§ **EXERCISE REQUIREMENTS**
[1] Repeat the stretch from "When you were young what" through "about the world." in the reflection on losing youthful idealism, word for word.
[2] Go on with the reflection on losing youthful idealism, starting right after its final sentence.

## Start EXTRACT

When you were young what did you like to do?
When you were young, what did you like to do?
When I was young, I listened to the radio...
Waitin’ for my favorite songs
When they played I’d sing along...
It made me smile
Do you recognise the lyrics and tune of the song? Can you hear it in your head?
I grew up listening to that song by Karen Carpenter. Hearing the tune in my head now transported me back in time, when life was carefree and I was idealistic about the world.
To me that song symbolised the notion of idealism.
By the time I entered junior college, I still had the idealism in me. I still had strong sense of idealism in my thinking - the essays I wrote in school were about how I saw the world, what it could be, what I would do to help make it what it could be, that I would do things my way even if it is hard and it may take me longer. Then I went into university and my world changed...
I joined the engineering faculty and it was tough from day one. I feel the tremendous quantity of work, the long lecture and tutorial hours every week and felt worn out by the end of every week. There were many assignments and projects to be completed in tight deadlines. I felt rather overwhelmed. Despite this I persevered but you know what, I lost quite a bit of my idealism in university in that course that I undertook. Slowly but surely I began to adopt the engineering mindset - be practical, be efficient. I no longer could afford to do things my way or spend too much time reflecting and letting myself come to my own conclusion or solution because of the huge number of assignments and tight deadlines for them. Engineering trained me to be analytical and to be comfortable in analysing problems and issues and for that I am grateful.

## End EXTRACT
## Start INFORMATION SUPPLIED

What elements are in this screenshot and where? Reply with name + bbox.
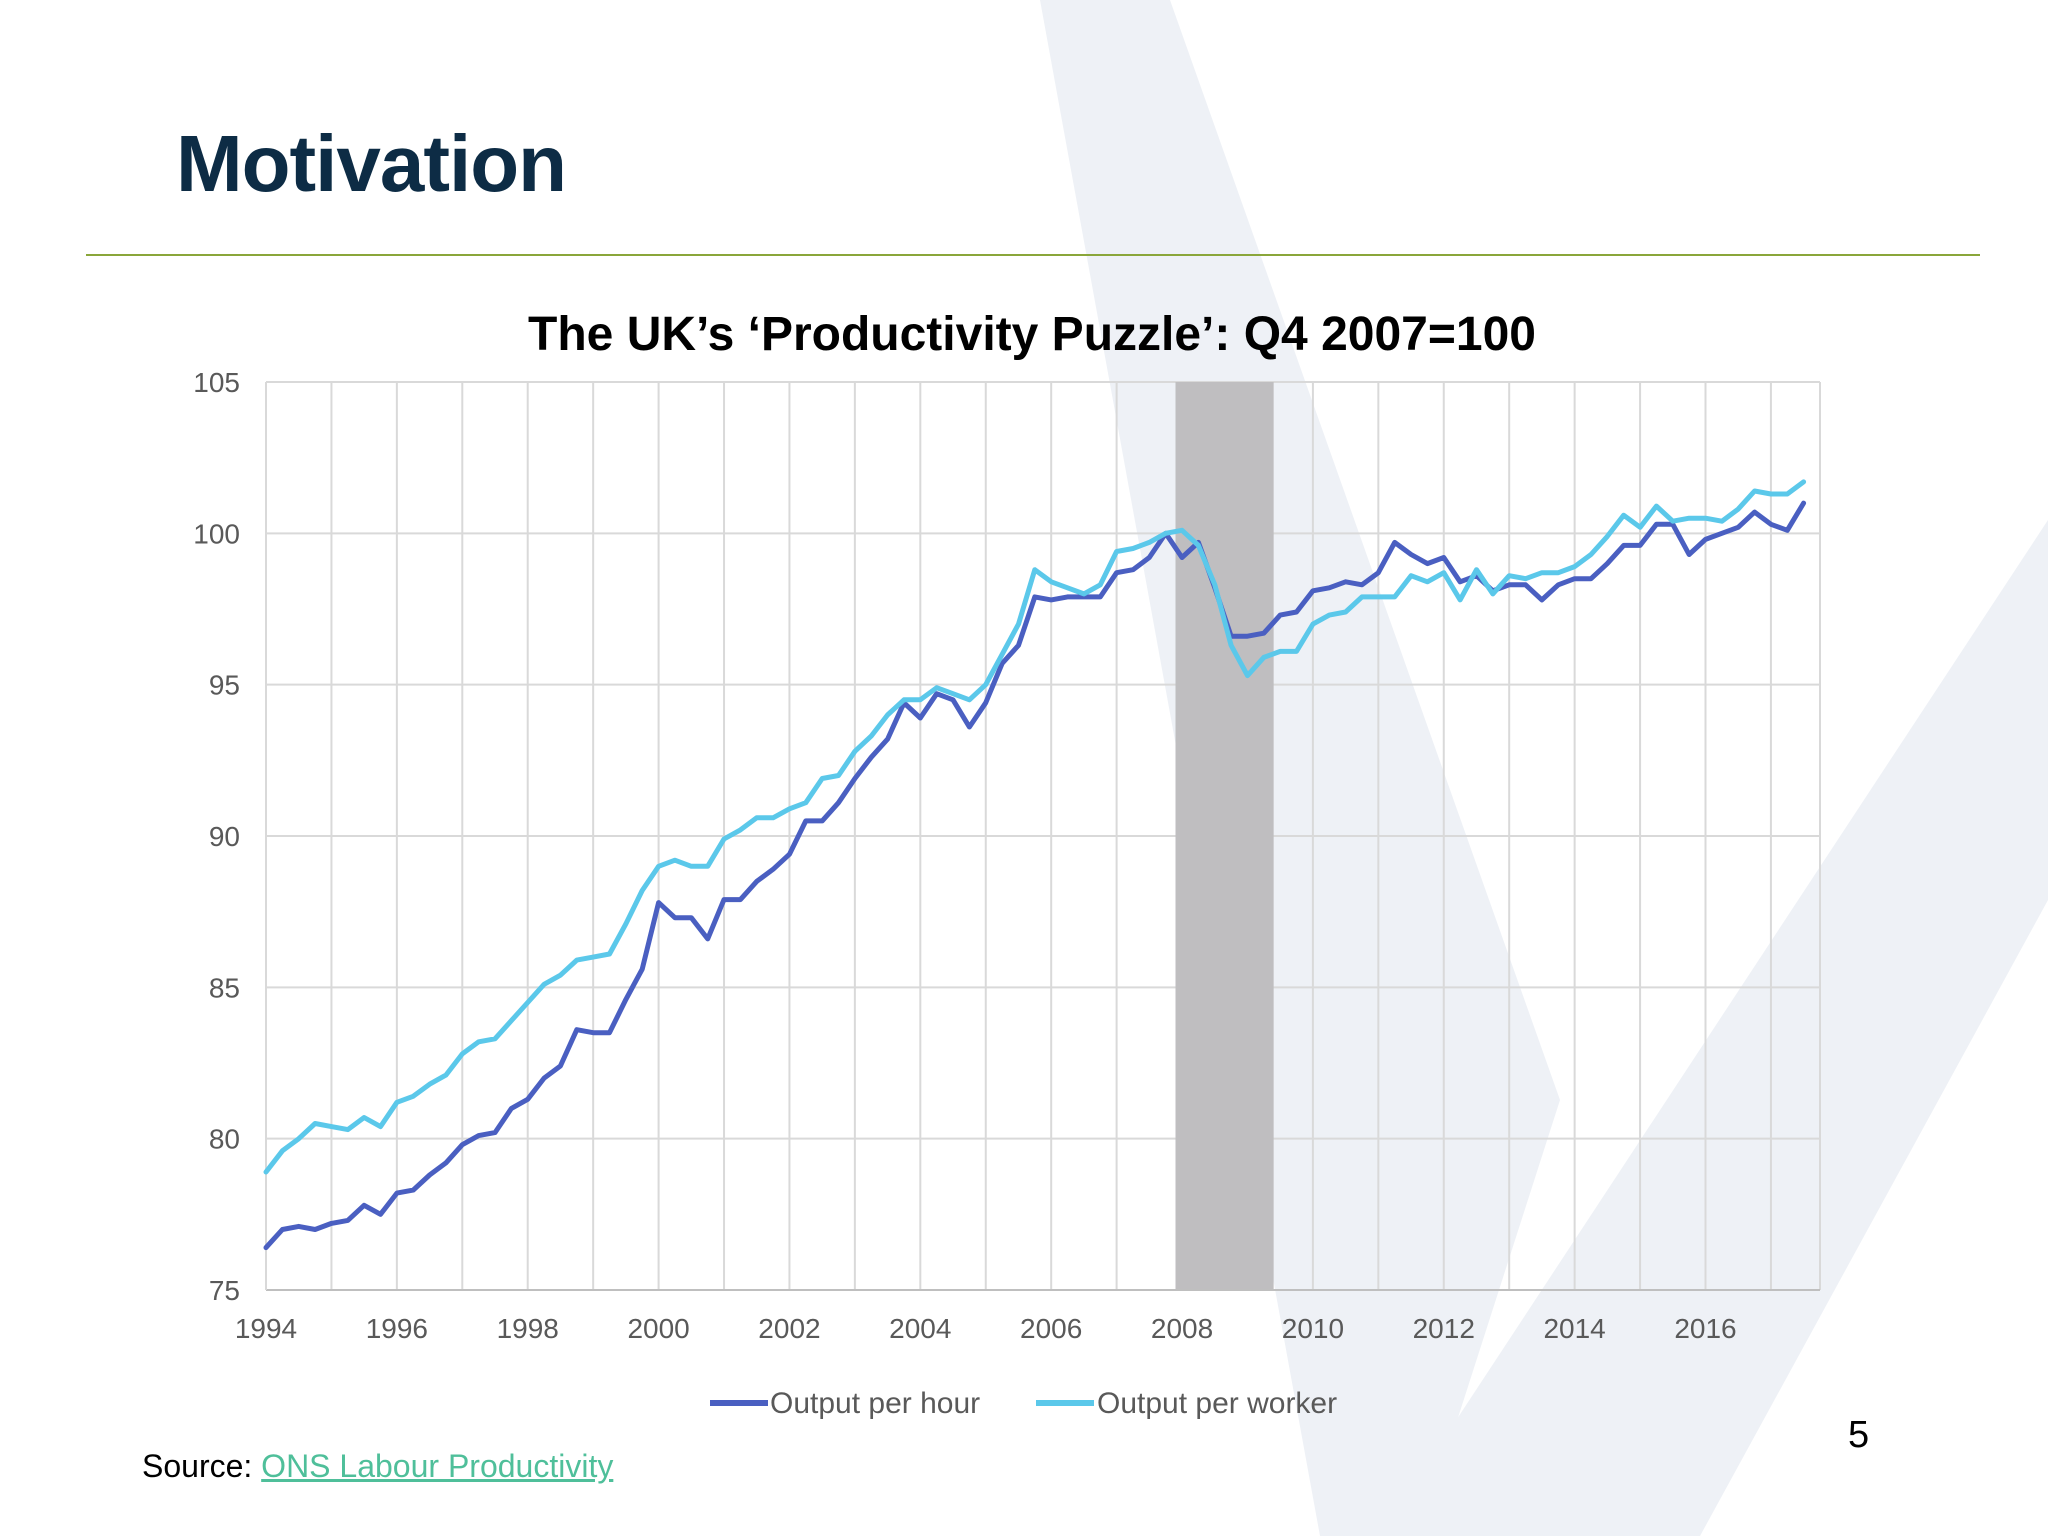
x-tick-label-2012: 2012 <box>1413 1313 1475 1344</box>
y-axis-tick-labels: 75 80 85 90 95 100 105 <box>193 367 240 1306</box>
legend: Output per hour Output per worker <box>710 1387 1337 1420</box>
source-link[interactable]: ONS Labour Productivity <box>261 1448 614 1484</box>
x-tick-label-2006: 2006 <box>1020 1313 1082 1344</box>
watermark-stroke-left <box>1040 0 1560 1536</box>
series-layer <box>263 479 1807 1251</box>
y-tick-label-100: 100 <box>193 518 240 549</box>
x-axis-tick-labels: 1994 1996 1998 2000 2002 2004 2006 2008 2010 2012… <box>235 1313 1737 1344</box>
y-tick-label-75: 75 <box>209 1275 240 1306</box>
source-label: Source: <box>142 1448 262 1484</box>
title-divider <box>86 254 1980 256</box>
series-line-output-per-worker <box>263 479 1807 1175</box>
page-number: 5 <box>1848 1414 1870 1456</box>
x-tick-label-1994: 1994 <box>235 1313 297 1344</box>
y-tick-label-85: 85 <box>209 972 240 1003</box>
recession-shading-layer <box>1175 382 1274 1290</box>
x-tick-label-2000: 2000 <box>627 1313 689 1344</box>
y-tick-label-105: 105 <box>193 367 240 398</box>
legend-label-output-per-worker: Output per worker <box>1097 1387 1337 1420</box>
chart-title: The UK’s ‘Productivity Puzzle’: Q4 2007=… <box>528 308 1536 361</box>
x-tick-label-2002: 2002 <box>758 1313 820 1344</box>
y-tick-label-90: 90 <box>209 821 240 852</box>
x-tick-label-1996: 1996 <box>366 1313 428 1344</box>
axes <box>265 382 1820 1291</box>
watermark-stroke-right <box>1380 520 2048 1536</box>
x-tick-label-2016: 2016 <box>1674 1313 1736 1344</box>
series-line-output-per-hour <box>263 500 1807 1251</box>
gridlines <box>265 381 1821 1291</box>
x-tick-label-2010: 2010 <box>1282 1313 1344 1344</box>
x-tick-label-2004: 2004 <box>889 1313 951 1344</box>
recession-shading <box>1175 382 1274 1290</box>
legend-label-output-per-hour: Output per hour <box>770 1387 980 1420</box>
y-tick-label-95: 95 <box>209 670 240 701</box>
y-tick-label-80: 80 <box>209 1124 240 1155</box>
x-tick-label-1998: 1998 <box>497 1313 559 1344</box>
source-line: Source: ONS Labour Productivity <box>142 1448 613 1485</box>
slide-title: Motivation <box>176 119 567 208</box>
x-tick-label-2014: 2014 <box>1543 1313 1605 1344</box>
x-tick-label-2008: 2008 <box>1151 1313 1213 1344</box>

## End INFORMATION SUPPLIED
## Start INFORMATION SUPPLIED

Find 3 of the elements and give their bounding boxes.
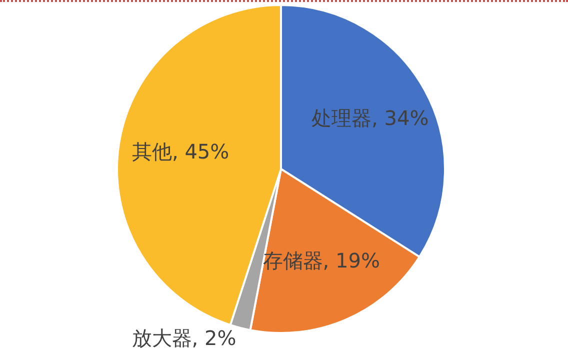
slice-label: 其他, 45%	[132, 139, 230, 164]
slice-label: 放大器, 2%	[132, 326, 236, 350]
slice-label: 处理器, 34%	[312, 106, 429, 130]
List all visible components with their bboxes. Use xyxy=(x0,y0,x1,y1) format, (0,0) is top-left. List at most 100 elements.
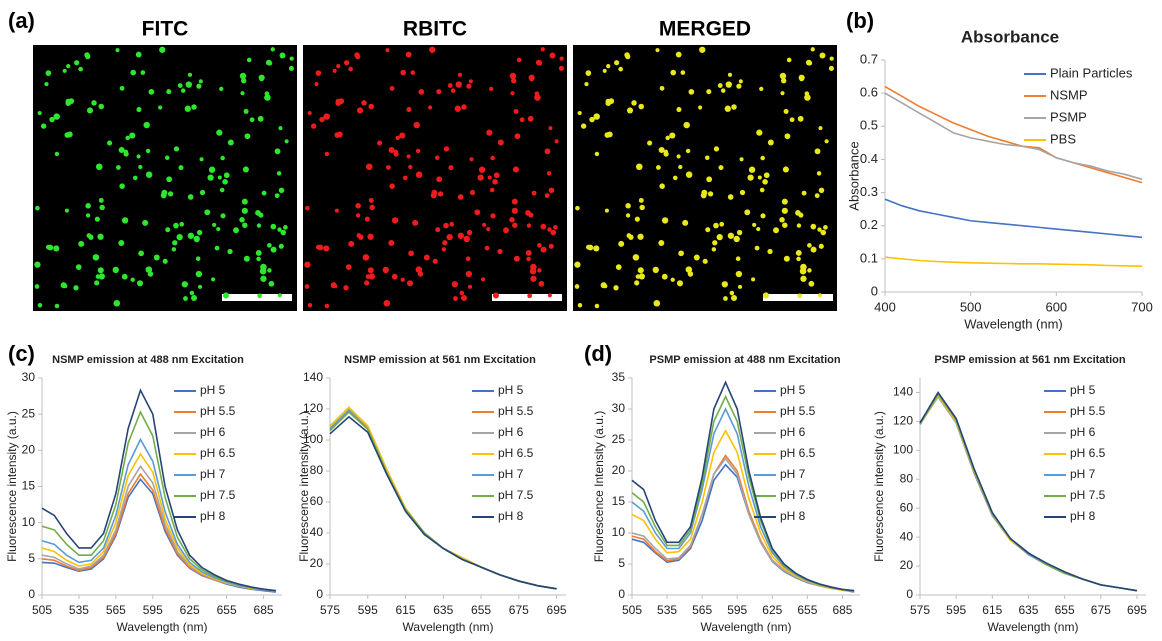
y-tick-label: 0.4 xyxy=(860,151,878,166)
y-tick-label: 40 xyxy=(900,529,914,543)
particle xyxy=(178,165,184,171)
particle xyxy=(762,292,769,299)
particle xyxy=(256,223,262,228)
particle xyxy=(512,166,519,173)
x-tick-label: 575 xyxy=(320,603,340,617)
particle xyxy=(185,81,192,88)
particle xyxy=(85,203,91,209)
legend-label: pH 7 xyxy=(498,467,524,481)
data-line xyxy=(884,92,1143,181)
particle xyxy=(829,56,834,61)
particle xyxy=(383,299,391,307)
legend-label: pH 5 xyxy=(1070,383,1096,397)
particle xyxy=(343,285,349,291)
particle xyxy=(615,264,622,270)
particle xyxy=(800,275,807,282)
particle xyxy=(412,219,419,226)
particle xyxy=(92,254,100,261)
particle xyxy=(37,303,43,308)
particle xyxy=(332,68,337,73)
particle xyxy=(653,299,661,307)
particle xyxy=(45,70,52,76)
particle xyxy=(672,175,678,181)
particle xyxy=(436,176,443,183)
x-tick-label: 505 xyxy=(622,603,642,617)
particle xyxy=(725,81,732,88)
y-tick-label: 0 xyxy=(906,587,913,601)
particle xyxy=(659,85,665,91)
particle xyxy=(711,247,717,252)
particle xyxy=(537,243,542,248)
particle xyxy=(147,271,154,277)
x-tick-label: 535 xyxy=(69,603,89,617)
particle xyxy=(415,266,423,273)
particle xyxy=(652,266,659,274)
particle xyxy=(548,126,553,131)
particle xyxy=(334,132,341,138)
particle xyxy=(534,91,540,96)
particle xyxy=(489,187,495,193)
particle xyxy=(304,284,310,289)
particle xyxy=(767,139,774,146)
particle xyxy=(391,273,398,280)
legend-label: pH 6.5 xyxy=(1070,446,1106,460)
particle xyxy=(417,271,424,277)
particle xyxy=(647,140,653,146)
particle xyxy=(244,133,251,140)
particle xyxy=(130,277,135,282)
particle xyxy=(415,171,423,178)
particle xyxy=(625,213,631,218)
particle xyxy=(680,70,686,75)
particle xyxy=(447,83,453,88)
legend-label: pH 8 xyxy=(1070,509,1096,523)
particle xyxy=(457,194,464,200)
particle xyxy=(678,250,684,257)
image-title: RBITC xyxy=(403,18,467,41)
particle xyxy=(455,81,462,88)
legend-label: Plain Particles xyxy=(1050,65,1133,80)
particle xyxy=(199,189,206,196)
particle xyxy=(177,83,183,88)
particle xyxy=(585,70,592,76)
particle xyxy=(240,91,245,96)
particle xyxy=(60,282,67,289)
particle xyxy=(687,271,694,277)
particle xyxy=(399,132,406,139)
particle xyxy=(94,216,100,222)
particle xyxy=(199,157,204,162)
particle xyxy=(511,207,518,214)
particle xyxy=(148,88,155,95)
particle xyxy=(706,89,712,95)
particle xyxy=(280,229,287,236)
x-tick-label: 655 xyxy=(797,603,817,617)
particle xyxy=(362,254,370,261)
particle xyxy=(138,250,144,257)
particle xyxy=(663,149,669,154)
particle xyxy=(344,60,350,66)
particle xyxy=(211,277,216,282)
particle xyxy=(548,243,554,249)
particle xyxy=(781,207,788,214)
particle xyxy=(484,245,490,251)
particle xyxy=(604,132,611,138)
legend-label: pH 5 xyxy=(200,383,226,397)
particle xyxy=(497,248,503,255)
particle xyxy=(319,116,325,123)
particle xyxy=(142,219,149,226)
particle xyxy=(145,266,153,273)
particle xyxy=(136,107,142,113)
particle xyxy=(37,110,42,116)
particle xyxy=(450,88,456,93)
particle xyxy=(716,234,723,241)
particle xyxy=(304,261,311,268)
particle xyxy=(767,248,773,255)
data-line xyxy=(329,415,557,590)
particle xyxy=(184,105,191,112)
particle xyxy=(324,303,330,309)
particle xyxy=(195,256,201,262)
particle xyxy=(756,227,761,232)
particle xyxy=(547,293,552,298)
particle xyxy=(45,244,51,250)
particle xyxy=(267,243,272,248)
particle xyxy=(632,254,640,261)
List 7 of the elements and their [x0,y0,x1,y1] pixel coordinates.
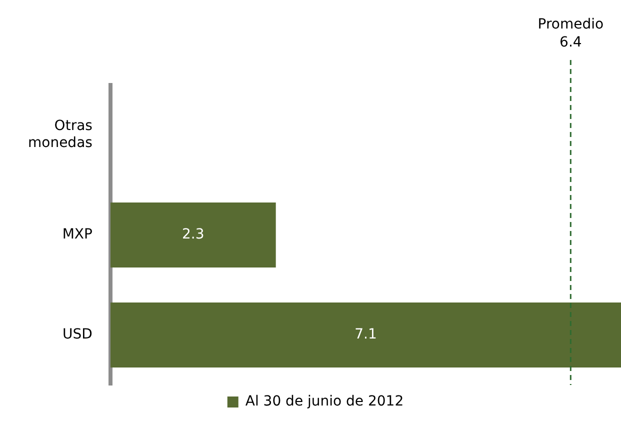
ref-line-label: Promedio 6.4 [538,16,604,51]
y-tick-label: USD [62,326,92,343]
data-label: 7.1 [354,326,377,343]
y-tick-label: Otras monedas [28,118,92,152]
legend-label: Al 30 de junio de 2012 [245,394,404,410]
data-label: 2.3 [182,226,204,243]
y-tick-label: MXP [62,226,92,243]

## End INFORMATION SUPPLIED
## Start INFORMATION SUPPLIED

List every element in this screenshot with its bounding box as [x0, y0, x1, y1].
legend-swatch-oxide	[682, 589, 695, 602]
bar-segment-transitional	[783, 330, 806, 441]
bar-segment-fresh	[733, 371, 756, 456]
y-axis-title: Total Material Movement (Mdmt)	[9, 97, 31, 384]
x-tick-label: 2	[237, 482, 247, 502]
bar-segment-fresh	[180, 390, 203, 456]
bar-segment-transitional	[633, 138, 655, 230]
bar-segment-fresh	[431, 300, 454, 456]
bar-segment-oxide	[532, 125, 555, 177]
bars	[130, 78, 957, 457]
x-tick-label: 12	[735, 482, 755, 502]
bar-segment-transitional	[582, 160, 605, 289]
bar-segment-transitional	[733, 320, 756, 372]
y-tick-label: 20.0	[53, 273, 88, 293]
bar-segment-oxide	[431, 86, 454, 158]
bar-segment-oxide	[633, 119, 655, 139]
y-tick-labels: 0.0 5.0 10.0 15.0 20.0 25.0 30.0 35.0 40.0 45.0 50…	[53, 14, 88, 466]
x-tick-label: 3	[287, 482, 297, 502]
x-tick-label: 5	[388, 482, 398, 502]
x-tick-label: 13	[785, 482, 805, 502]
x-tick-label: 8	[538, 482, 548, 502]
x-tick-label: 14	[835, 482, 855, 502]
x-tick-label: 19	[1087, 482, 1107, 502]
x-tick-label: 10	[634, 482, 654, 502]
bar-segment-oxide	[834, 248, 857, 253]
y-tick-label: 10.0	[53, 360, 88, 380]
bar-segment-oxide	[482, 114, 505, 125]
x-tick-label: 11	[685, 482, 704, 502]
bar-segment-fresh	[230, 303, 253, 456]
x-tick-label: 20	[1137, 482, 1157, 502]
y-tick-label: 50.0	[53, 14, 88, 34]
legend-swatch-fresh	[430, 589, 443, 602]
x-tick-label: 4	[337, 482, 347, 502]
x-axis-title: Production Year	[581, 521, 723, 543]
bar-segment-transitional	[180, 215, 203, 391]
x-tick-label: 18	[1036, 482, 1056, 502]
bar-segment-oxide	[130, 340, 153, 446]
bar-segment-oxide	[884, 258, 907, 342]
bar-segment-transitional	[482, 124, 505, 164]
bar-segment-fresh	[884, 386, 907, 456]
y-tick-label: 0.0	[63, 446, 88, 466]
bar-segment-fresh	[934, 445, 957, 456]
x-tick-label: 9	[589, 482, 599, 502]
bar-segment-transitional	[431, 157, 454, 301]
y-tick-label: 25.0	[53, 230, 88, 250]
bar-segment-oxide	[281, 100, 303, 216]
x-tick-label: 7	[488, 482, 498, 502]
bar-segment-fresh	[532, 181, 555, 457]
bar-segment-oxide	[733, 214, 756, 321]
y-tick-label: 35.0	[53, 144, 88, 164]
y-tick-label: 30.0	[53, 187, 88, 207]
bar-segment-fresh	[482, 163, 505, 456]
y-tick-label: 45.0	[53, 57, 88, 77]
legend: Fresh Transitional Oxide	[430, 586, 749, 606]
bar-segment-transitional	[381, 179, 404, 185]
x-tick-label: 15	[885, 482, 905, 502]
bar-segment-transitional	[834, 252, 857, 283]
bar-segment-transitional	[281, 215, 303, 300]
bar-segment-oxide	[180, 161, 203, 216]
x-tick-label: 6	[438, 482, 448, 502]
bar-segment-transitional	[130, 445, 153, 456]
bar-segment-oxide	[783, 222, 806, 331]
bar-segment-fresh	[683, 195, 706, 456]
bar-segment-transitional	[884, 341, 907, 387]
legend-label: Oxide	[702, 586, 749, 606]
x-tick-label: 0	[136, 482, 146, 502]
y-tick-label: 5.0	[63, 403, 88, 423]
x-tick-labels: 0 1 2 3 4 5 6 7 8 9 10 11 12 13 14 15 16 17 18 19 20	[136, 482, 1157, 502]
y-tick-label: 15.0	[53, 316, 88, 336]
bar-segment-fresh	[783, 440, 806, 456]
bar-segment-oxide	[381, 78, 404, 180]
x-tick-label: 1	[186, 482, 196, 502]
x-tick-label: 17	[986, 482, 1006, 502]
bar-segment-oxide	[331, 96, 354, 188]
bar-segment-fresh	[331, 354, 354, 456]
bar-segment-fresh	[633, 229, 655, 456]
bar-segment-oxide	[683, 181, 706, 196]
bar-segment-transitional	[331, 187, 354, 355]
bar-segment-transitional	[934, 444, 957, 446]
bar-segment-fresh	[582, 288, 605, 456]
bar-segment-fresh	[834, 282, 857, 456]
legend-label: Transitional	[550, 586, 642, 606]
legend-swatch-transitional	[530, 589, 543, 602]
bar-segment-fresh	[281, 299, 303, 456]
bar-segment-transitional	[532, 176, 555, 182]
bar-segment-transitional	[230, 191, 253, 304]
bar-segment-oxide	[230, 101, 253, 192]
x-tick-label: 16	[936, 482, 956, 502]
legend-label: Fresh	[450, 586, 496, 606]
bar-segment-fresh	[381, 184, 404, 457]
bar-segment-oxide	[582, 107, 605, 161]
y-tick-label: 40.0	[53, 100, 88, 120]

## End INFORMATION SUPPLIED

§ **THE ANSWERS**
[1]
When you were young what did you like to do?
When you were young, what did you like to do?
When I was young, I listened to the radio...
Waitin’ for my favorite songs
When they played I’d sing along...
It made me smile
Do you recognise the lyrics and tune of the song? Can you hear it in your head?
I grew up listening to that song by Karen Carpenter. Hearing the tune in my head now transported me back in time, when life was carefree and I was idealistic about the world.

[2]
Idealism is one of three qualities that is required of us if we are to focus on what matters. The other two is intimacy and depth (according to Peter Block, an author whose work I really enjoy reading because he asks the difficult questions that provokes deep and reflective thinking...)
Intimacy means personal interaction, face to face time, allowing people to people engagement. Technology increases our isolation yet at the same time promises to overcome it. Peter Block tells of the story of his mother where she used to keep the TV on all the time to try to overcome her loneliness. It didn't. It only made enough noise so that she did not have to really make contact with others who might have offered some genuine comfort.
Depth means going deeper to reflect, instead of going faster. The society now emphasises speed and rewards it. How fast can you go? How efficient can you be? We prefer actions and answers. You hear it all the time in the working place:
We want to have a bias for action
Talk is cheap. Action speaks louder than words
Those who can do, do. Those who can't teach*.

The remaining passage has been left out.